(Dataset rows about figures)
★ ★ ★ ★ ★

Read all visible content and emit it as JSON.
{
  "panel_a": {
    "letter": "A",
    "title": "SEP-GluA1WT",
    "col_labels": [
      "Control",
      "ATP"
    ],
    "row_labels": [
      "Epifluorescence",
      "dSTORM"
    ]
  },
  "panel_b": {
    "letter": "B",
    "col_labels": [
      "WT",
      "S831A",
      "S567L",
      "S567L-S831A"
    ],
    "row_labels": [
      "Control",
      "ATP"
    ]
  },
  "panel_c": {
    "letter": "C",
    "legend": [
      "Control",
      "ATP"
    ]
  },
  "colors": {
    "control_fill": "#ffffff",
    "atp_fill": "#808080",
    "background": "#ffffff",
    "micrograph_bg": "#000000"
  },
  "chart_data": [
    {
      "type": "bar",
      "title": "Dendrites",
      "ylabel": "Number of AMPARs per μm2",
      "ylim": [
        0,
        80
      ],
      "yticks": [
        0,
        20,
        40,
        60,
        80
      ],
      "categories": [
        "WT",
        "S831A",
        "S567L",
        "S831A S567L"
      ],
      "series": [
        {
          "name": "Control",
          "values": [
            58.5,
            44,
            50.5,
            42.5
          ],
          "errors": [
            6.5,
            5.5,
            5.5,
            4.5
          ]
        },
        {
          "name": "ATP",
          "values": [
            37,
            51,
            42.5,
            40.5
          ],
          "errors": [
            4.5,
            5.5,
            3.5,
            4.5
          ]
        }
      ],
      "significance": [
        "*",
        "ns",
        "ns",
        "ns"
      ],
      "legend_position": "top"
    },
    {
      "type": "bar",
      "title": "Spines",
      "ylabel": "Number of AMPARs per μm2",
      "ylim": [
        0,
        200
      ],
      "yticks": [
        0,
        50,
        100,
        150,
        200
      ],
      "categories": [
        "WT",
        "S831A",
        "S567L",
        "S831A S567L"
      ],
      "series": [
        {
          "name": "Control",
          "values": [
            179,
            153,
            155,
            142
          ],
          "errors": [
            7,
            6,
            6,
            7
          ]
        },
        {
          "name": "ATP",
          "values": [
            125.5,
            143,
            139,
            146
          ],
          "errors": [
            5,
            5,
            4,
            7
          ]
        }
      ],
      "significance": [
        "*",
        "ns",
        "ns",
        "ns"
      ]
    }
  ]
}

★ ★ ★ ★ ★

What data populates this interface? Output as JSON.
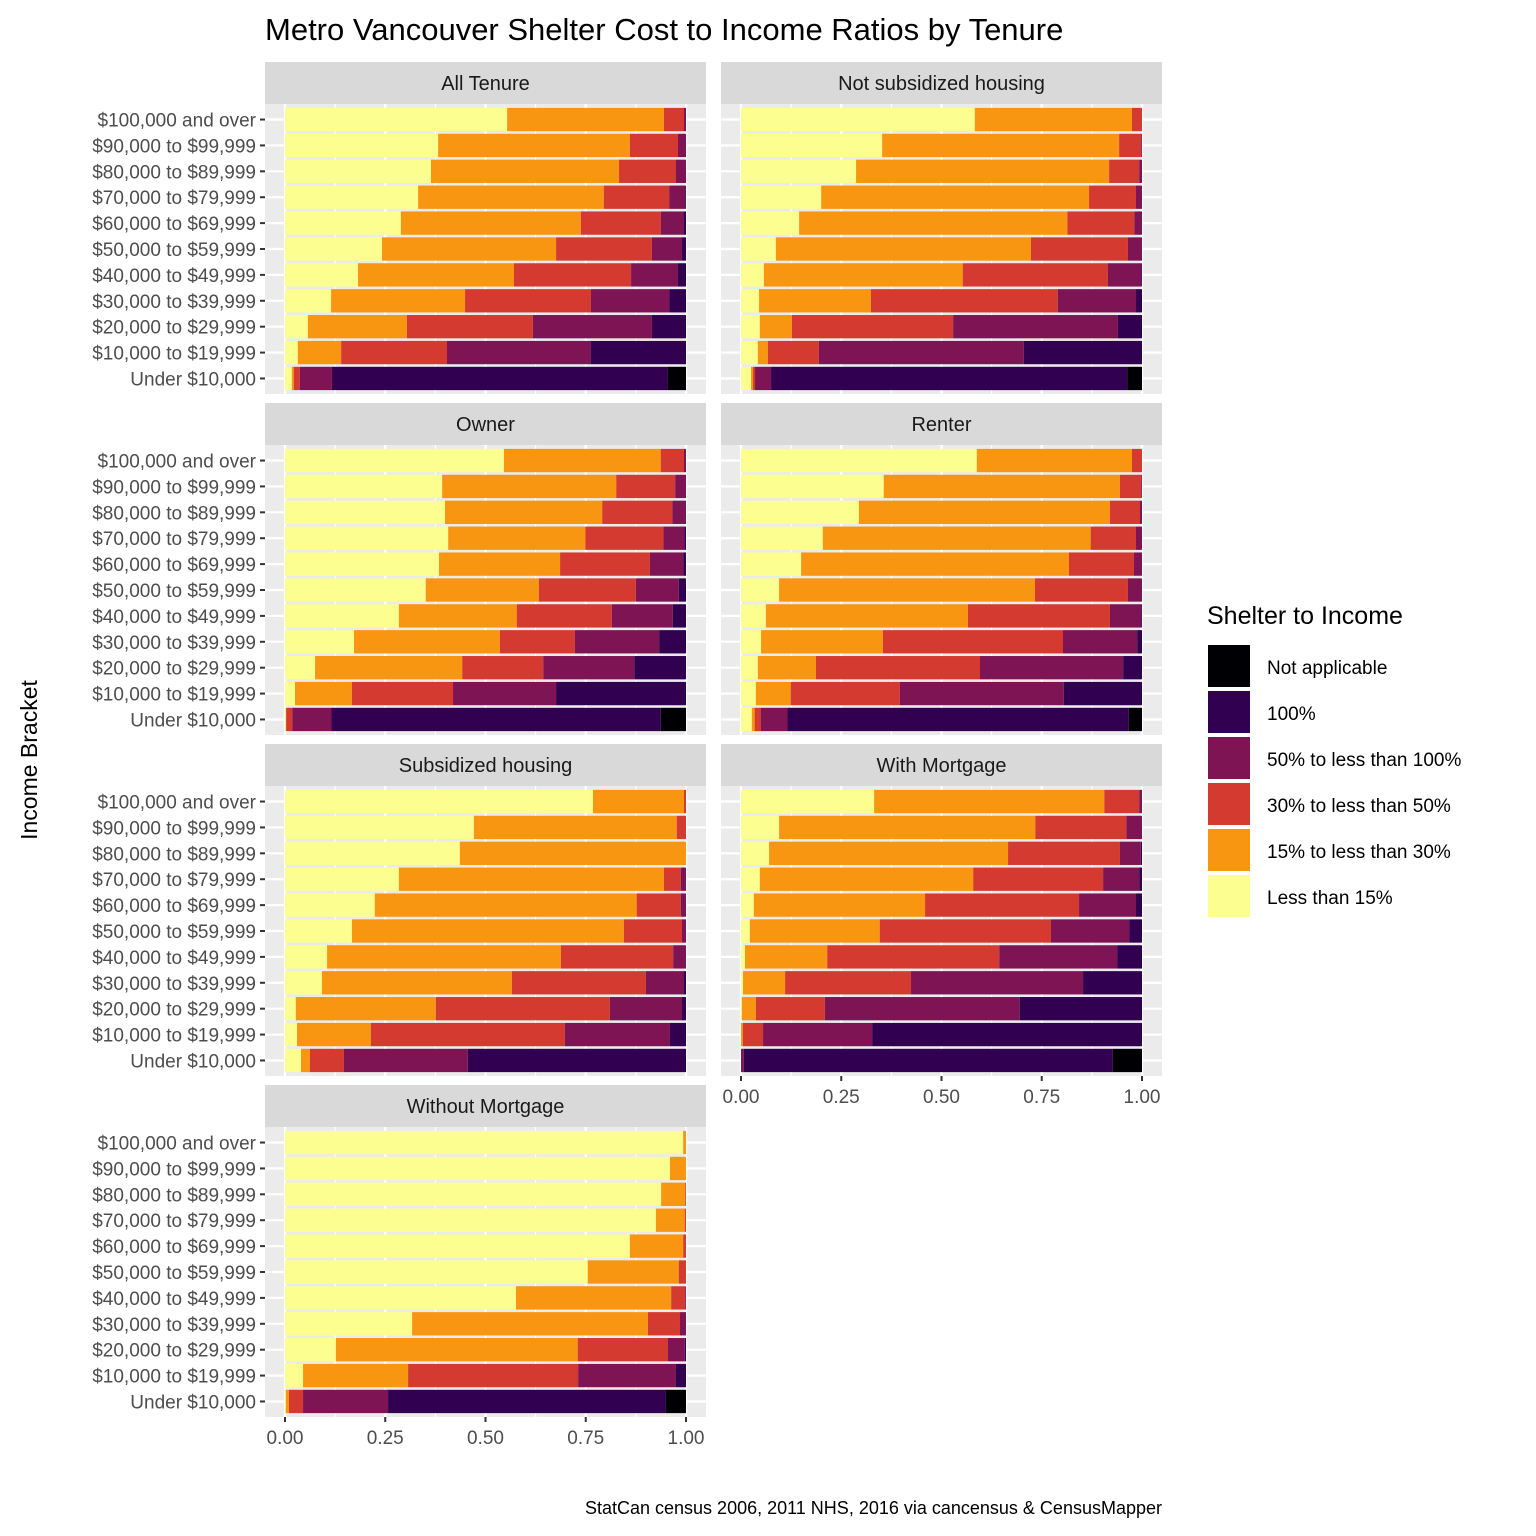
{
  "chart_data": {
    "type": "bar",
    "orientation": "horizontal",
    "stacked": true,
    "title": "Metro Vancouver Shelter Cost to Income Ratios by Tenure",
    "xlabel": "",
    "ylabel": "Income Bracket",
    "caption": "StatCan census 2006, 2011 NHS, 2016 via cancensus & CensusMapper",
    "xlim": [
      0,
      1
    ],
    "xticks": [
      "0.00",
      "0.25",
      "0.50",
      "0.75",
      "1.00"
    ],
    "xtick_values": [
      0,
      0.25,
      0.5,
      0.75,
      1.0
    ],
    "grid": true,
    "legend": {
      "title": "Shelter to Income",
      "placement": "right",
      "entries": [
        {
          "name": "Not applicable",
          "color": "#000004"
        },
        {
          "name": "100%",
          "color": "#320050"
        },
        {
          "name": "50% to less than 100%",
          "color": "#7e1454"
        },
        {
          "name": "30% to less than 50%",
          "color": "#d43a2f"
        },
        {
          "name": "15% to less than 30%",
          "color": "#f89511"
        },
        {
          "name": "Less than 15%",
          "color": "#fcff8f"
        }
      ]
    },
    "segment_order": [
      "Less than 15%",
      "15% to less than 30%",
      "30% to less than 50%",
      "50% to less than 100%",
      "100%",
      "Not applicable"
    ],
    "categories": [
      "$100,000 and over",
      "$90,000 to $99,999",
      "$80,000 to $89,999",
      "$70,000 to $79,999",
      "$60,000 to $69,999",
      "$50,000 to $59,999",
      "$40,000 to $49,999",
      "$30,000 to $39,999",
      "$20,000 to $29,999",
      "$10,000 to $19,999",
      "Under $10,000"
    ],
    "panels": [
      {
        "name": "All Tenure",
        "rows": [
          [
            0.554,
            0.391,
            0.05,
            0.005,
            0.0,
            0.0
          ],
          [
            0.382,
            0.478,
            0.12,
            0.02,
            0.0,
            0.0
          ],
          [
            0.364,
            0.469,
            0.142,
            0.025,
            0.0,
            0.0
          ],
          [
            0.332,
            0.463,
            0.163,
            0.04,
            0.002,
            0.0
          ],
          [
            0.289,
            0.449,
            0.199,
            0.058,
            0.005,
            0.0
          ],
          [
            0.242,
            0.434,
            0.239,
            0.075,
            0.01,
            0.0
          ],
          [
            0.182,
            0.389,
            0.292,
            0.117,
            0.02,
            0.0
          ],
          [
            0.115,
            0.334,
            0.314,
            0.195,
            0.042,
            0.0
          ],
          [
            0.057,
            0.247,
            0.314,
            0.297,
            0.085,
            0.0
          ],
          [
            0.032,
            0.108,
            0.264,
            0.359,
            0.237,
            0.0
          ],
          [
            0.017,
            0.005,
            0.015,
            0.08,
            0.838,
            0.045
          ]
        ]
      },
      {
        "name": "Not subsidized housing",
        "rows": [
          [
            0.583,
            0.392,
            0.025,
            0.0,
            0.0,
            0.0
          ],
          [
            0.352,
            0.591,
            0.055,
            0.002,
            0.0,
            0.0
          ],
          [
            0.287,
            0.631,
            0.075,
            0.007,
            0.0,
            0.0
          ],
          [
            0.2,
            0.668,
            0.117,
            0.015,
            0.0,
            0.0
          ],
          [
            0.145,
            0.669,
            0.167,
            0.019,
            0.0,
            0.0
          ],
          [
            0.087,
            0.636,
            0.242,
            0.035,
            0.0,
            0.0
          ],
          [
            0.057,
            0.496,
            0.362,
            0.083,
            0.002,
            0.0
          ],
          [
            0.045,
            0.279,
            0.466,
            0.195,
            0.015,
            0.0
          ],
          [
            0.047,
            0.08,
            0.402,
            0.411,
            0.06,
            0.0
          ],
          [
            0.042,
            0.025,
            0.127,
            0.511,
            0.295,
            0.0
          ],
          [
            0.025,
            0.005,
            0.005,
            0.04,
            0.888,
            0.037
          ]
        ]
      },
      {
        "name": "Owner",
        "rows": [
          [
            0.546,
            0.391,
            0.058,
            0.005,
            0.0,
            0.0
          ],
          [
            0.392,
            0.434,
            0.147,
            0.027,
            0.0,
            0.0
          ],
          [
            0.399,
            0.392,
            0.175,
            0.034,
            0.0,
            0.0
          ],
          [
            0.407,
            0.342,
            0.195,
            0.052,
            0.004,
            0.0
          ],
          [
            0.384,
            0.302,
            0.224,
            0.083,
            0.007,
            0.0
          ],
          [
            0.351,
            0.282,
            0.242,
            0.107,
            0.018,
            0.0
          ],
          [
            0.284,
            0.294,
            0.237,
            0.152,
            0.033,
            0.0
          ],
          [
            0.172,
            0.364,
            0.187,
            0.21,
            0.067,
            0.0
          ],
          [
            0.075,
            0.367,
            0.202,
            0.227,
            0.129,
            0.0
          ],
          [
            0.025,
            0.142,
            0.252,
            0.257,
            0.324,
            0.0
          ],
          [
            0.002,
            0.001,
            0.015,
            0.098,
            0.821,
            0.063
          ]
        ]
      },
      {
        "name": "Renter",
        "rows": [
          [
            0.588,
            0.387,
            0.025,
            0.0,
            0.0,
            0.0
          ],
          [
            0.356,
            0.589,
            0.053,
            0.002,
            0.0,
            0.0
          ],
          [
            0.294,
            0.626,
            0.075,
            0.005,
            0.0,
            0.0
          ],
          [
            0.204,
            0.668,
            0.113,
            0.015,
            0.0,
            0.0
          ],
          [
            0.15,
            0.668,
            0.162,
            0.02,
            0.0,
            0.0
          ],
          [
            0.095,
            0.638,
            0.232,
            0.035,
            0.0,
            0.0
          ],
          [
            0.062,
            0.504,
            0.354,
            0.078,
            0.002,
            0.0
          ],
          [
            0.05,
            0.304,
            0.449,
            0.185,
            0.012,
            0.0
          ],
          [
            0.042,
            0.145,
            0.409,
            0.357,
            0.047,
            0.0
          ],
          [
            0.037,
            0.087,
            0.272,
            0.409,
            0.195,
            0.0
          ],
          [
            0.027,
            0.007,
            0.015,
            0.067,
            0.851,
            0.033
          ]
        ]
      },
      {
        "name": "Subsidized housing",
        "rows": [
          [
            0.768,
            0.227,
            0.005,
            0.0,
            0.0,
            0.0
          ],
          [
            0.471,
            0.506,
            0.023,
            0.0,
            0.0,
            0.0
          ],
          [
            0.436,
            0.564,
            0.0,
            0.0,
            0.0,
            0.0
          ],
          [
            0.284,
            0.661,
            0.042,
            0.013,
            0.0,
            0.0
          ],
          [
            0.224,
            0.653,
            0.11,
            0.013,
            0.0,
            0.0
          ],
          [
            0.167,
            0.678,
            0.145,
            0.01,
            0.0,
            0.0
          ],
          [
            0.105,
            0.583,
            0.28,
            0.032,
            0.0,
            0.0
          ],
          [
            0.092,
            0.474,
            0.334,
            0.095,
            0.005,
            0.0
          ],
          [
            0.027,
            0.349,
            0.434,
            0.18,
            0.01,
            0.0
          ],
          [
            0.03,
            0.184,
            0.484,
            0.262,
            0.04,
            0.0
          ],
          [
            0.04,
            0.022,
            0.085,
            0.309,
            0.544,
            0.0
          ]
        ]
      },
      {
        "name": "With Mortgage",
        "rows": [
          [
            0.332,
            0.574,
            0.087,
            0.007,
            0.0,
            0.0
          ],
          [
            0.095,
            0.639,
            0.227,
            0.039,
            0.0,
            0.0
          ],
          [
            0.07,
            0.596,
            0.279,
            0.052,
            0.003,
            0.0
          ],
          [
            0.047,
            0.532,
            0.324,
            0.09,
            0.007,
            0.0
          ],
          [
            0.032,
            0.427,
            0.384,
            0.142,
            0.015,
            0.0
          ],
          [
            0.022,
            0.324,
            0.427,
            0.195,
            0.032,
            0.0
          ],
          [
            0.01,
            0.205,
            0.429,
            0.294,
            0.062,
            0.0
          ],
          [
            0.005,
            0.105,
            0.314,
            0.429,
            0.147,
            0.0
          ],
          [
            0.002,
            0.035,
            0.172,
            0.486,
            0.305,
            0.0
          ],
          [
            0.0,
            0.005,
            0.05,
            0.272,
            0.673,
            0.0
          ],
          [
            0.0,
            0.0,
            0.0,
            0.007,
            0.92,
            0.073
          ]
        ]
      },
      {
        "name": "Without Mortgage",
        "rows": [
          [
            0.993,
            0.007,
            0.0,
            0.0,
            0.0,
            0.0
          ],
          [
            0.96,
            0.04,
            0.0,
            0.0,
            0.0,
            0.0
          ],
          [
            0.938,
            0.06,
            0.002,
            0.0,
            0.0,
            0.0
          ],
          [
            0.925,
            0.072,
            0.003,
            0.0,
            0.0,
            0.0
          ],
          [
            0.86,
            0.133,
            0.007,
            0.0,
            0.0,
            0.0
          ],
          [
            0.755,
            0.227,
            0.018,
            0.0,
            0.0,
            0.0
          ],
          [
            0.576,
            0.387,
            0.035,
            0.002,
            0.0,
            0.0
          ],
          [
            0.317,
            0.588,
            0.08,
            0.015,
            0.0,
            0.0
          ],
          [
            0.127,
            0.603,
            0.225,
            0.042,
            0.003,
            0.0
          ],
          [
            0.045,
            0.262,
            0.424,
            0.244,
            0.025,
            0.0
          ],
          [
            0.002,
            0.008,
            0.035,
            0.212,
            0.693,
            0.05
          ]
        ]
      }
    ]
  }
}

★ ★ ★ ★ ★

■ **What is required**: Locate all lines in the listing above with the word "JSON" and copy them.

■ **Written solution**:
Read all visible content and emit it as JSON.
What data populates this interface? Output as JSON.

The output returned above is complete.